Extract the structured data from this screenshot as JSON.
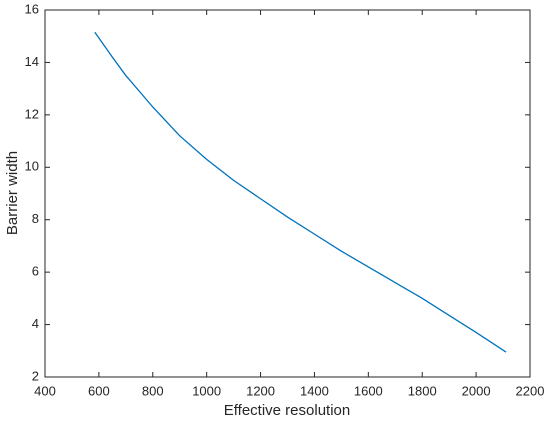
{
  "chart_data": {
    "type": "line",
    "xlabel": "Effective resolution",
    "ylabel": "Barrier width",
    "x": [
      585,
      650,
      700,
      800,
      900,
      1000,
      1100,
      1200,
      1300,
      1400,
      1500,
      1600,
      1700,
      1800,
      1900,
      2000,
      2111
    ],
    "series": [
      {
        "color": "#0072bd",
        "values": [
          15.15,
          14.2,
          13.5,
          12.3,
          11.2,
          10.3,
          9.5,
          8.8,
          8.1,
          7.45,
          6.8,
          6.2,
          5.6,
          5.0,
          4.35,
          3.7,
          2.95
        ]
      }
    ],
    "xlim": [
      400,
      2200
    ],
    "xticks": [
      400,
      600,
      800,
      1000,
      1200,
      1400,
      1600,
      1800,
      2000,
      2200
    ],
    "ylim": [
      2,
      16
    ],
    "yticks": [
      2,
      4,
      6,
      8,
      10,
      12,
      14,
      16
    ],
    "grid": false
  }
}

▬▬▬▬▬▬

**Task to carry out**
Print each line of the material above exactly, with the pictures removed from your copy.

**Complete answer**
Extract the structured data from this screenshot as JSON.
{
  "chart_data": {
    "type": "line",
    "xlabel": "Effective resolution",
    "ylabel": "Barrier width",
    "x": [
      585,
      650,
      700,
      800,
      900,
      1000,
      1100,
      1200,
      1300,
      1400,
      1500,
      1600,
      1700,
      1800,
      1900,
      2000,
      2111
    ],
    "series": [
      {
        "color": "#0072bd",
        "values": [
          15.15,
          14.2,
          13.5,
          12.3,
          11.2,
          10.3,
          9.5,
          8.8,
          8.1,
          7.45,
          6.8,
          6.2,
          5.6,
          5.0,
          4.35,
          3.7,
          2.95
        ]
      }
    ],
    "xlim": [
      400,
      2200
    ],
    "xticks": [
      400,
      600,
      800,
      1000,
      1200,
      1400,
      1600,
      1800,
      2000,
      2200
    ],
    "ylim": [
      2,
      16
    ],
    "yticks": [
      2,
      4,
      6,
      8,
      10,
      12,
      14,
      16
    ],
    "grid": false
  }
}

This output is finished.